PROBLEM.
Output every record word for word.

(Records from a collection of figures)
Start

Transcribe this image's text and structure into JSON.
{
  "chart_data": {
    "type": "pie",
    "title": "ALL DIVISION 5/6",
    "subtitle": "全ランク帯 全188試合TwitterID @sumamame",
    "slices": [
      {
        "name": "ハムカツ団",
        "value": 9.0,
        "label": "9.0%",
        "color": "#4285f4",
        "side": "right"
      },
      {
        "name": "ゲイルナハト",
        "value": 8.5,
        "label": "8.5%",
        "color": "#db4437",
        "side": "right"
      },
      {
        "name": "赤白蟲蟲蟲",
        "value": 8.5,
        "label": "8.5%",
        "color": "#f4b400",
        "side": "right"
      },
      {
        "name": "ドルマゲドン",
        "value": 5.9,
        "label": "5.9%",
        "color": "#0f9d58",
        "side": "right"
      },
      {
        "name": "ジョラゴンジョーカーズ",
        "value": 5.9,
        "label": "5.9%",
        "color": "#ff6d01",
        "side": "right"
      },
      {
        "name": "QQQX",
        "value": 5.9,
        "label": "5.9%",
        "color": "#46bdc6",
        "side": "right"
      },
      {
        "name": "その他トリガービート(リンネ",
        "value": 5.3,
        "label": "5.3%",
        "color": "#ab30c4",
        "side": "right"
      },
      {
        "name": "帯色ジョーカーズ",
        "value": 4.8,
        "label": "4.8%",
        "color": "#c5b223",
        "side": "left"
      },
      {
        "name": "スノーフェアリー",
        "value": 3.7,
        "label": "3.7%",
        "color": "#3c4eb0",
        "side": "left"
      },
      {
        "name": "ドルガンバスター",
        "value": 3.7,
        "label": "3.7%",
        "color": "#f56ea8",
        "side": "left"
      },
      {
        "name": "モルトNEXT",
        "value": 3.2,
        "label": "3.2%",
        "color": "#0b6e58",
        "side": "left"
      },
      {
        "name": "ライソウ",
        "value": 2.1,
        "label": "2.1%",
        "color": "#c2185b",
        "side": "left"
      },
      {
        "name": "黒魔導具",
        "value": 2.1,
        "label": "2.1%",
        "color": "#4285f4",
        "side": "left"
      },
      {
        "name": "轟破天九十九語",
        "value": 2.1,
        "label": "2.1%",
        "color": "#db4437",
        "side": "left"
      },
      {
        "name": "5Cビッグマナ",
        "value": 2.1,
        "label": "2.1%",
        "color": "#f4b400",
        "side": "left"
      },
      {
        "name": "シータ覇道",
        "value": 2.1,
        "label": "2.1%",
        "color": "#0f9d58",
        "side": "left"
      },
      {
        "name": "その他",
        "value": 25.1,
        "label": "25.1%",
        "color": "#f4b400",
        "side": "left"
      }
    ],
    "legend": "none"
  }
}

End

ANSWER BELOW.
Transcribe this image's text and structure into JSON.
{
  "chart_data": {
    "type": "pie",
    "title": "ALL DIVISION 5/6",
    "subtitle": "全ランク帯 全188試合TwitterID @sumamame",
    "slices": [
      {
        "name": "ハムカツ団",
        "value": 9.0,
        "label": "9.0%",
        "color": "#4285f4",
        "side": "right"
      },
      {
        "name": "ゲイルナハト",
        "value": 8.5,
        "label": "8.5%",
        "color": "#db4437",
        "side": "right"
      },
      {
        "name": "赤白蟲蟲蟲",
        "value": 8.5,
        "label": "8.5%",
        "color": "#f4b400",
        "side": "right"
      },
      {
        "name": "ドルマゲドン",
        "value": 5.9,
        "label": "5.9%",
        "color": "#0f9d58",
        "side": "right"
      },
      {
        "name": "ジョラゴンジョーカーズ",
        "value": 5.9,
        "label": "5.9%",
        "color": "#ff6d01",
        "side": "right"
      },
      {
        "name": "QQQX",
        "value": 5.9,
        "label": "5.9%",
        "color": "#46bdc6",
        "side": "right"
      },
      {
        "name": "その他トリガービート(リンネ",
        "value": 5.3,
        "label": "5.3%",
        "color": "#ab30c4",
        "side": "right"
      },
      {
        "name": "帯色ジョーカーズ",
        "value": 4.8,
        "label": "4.8%",
        "color": "#c5b223",
        "side": "left"
      },
      {
        "name": "スノーフェアリー",
        "value": 3.7,
        "label": "3.7%",
        "color": "#3c4eb0",
        "side": "left"
      },
      {
        "name": "ドルガンバスター",
        "value": 3.7,
        "label": "3.7%",
        "color": "#f56ea8",
        "side": "left"
      },
      {
        "name": "モルトNEXT",
        "value": 3.2,
        "label": "3.2%",
        "color": "#0b6e58",
        "side": "left"
      },
      {
        "name": "ライソウ",
        "value": 2.1,
        "label": "2.1%",
        "color": "#c2185b",
        "side": "left"
      },
      {
        "name": "黒魔導具",
        "value": 2.1,
        "label": "2.1%",
        "color": "#4285f4",
        "side": "left"
      },
      {
        "name": "轟破天九十九語",
        "value": 2.1,
        "label": "2.1%",
        "color": "#db4437",
        "side": "left"
      },
      {
        "name": "5Cビッグマナ",
        "value": 2.1,
        "label": "2.1%",
        "color": "#f4b400",
        "side": "left"
      },
      {
        "name": "シータ覇道",
        "value": 2.1,
        "label": "2.1%",
        "color": "#0f9d58",
        "side": "left"
      },
      {
        "name": "その他",
        "value": 25.1,
        "label": "25.1%",
        "color": "#f4b400",
        "side": "left"
      }
    ],
    "legend": "none"
  }
}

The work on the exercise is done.